> [TASK REQUIREMENTS]: Format the records, starting at the line containing "station-label: FukushimaSP [578,808,665,824]" and ending at the line containing "lon-label-top-140: 140E [497,121,528,136]", as a Markdown table with a Row column for the row number and an Entry column for the line, skipping any blank lines.

-- START OF DATA LISTING --

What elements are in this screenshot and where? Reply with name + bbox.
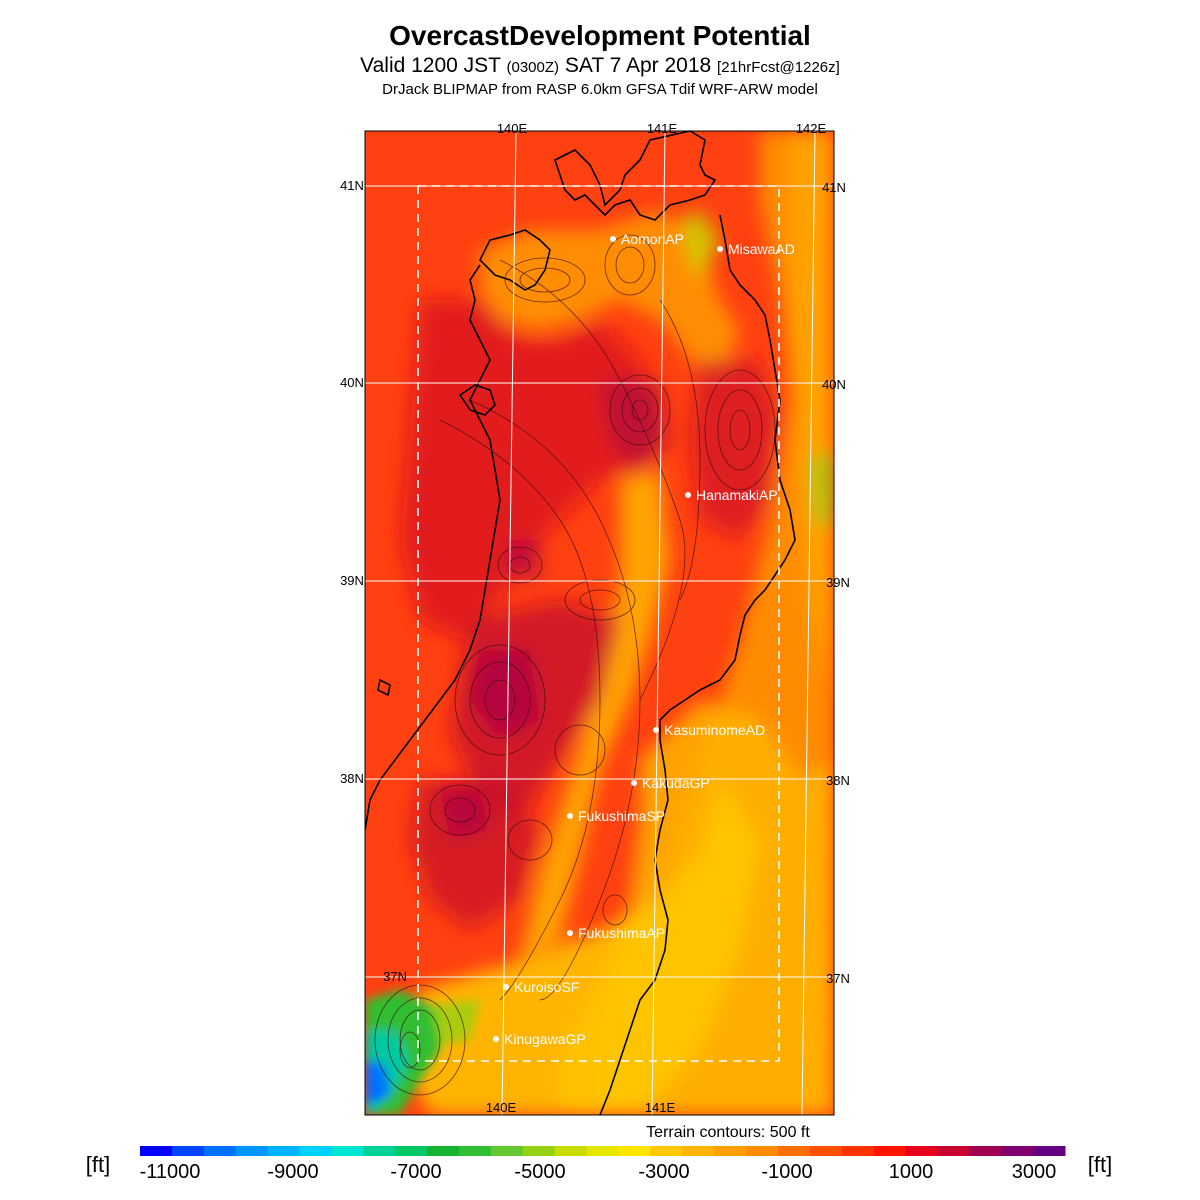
station-label: FukushimaSP [578,808,665,824]
station-marker [610,236,616,242]
colorbar-swatch [873,1146,907,1156]
colorbar-swatch [554,1146,588,1156]
forecast-label: [21hrFcst@1226z] [717,59,840,76]
station-label: KasuminomeAD [664,722,765,738]
station-label: KuroisoSF [514,979,579,995]
units-label-right: [ft] [1088,1152,1112,1177]
colorbar-swatch [171,1146,205,1156]
units-label-left: [ft] [86,1152,110,1177]
colorbar-label: 1000 [889,1161,934,1183]
station-marker [717,246,723,252]
colorbar-label: -11000 [140,1161,201,1183]
stations: AomoriAP MisawaAD HanamakiAP KasuminomeA… [493,231,795,1047]
colorbar-swatch [1001,1146,1034,1156]
colorbar-swatch [841,1146,875,1156]
colorbar-swatch [140,1146,173,1156]
station-label: MisawaAD [728,241,795,257]
colorbar-swatch [777,1146,811,1156]
colorbar-label: -7000 [390,1161,441,1183]
lon-label-top-140: 140E [497,121,528,136]
colorbar-label: -1000 [761,1161,812,1183]
colorbar-swatch [650,1146,683,1156]
colorbar-swatch [427,1146,460,1156]
map-frame [364,130,835,1116]
lat-label-left-37: 37N [383,969,407,984]
station-marker [567,813,573,819]
colorbar-swatch [203,1146,237,1156]
lat-label-right-37: 37N [826,971,850,986]
colorbar-swatch [682,1146,715,1156]
station-marker [567,930,573,936]
lat-label-right-41: 41N [822,180,846,195]
valid-time-line: Valid 1200 JST (0300Z) SAT 7 Apr 2018 [2… [0,54,1200,78]
lat-label-left-39: 39N [340,573,364,588]
coastline [365,131,796,1115]
station-label: HanamakiAP [696,487,778,503]
field-shading [400,131,834,1115]
lon-label-top-142: 142E [796,121,827,136]
station-marker [503,984,509,990]
colorbar-label: -3000 [638,1161,689,1183]
colorbar-swatch [395,1146,428,1156]
colorbar [140,1146,1066,1156]
colorbar-swatch [267,1146,300,1156]
lon-label-bottom-141: 141E [645,1100,676,1115]
lat-label-left-38: 38N [340,771,364,786]
chart-title: OvercastDevelopment Potential [389,20,811,51]
station-label: FukushimaAP [578,925,665,941]
colorbar-swatch [490,1146,524,1156]
station-marker [653,727,659,733]
station-marker [685,492,691,498]
colorbar-labels: -11000 -9000 -7000 -5000 -3000 -1000 100… [140,1161,1057,1183]
colorbar-swatch [618,1146,651,1156]
colorbar-swatch [937,1146,970,1156]
station-marker [631,780,637,786]
inner-domain-box [417,185,780,1062]
colorbar-swatch [458,1146,492,1156]
lat-label-left-41: 41N [340,178,364,193]
lat-label-left-40: 40N [340,375,364,390]
lon-label-top-141: 141E [647,121,678,136]
date-label: SAT 7 Apr 2018 [564,54,712,77]
terrain-note: Terrain contours: 500 ft [646,1124,810,1141]
colorbar-swatch [714,1146,747,1156]
colorbar-swatch [1033,1146,1066,1156]
colorbar-swatch [586,1146,619,1156]
lat-label-right-39: 39N [826,575,850,590]
colorbar-label: -9000 [267,1161,318,1183]
station-label: KakudaGP [642,775,710,791]
station-marker [493,1036,499,1042]
station-label: KinugawaGP [504,1031,586,1047]
colorbar-swatch [331,1146,364,1156]
station-label: AomoriAP [621,231,684,247]
map-panel [365,131,834,1115]
colorbar-swatch [235,1146,269,1156]
colorbar-swatch [969,1146,1002,1156]
colorbar-swatch [905,1146,938,1156]
valid-label: Valid 1200 JST [360,54,501,77]
colorbar-swatch [809,1146,843,1156]
colorbar-label: -5000 [514,1161,565,1183]
colorbar-label: 3000 [1012,1161,1057,1183]
colorbar-swatch [522,1146,556,1156]
colorbar-swatch [746,1146,779,1156]
lon-label-bottom-140: 140E [486,1100,517,1115]
colorbar-swatch [299,1146,332,1156]
model-line: DrJack BLIPMAP from RASP 6.0km GFSA Tdif… [382,81,818,98]
lat-label-right-38: 38N [826,773,850,788]
utc-label: (0300Z) [506,59,560,76]
colorbar-swatch [363,1146,396,1156]
lat-label-right-40: 40N [822,377,846,392]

-- END OF DATA LISTING --

> [RESULT OF THE EXERCISE]:
| Row | Entry |
|---|---|
| 1 | station-label: FukushimaSP [578,808,665,824] |
| 2 | station-marker [610,236,616,242] |
| 3 | colorbar-swatch [873,1146,907,1156] |
| 4 | colorbar-swatch [554,1146,588,1156] |
| 5 | forecast-label: [21hrFcst@1226z] [717,59,840,76] |
| 6 | station-label: KasuminomeAD [664,722,765,738] |
| 7 | station-label: KuroisoSF [514,979,579,995] |
| 8 | units-label-right: [ft] [1088,1152,1112,1177] |
| 9 | colorbar-swatch [171,1146,205,1156] |
| 10 | units-label-left: [ft] [86,1152,110,1177] |
| 11 | colorbar-label: 1000 [889,1161,934,1183] |
| 12 | station-marker [717,246,723,252] |
| 13 | colorbar-label: -11000 [140,1161,201,1183] |
| 14 | stations: AomoriAP MisawaAD HanamakiAP KasuminomeA… [493,231,795,1047] |
| 15 | colorbar-swatch [1001,1146,1034,1156] |
| 16 | colorbar-swatch [841,1146,875,1156] |
| 17 | colorbar-swatch [140,1146,173,1156] |
| 18 | station-label: MisawaAD [728,241,795,257] |
| 19 | colorbar-swatch [777,1146,811,1156] |
| 20 | colorbar-label: -7000 [390,1161,441,1183] |
| 21 | lon-label-top-140: 140E [497,121,528,136] |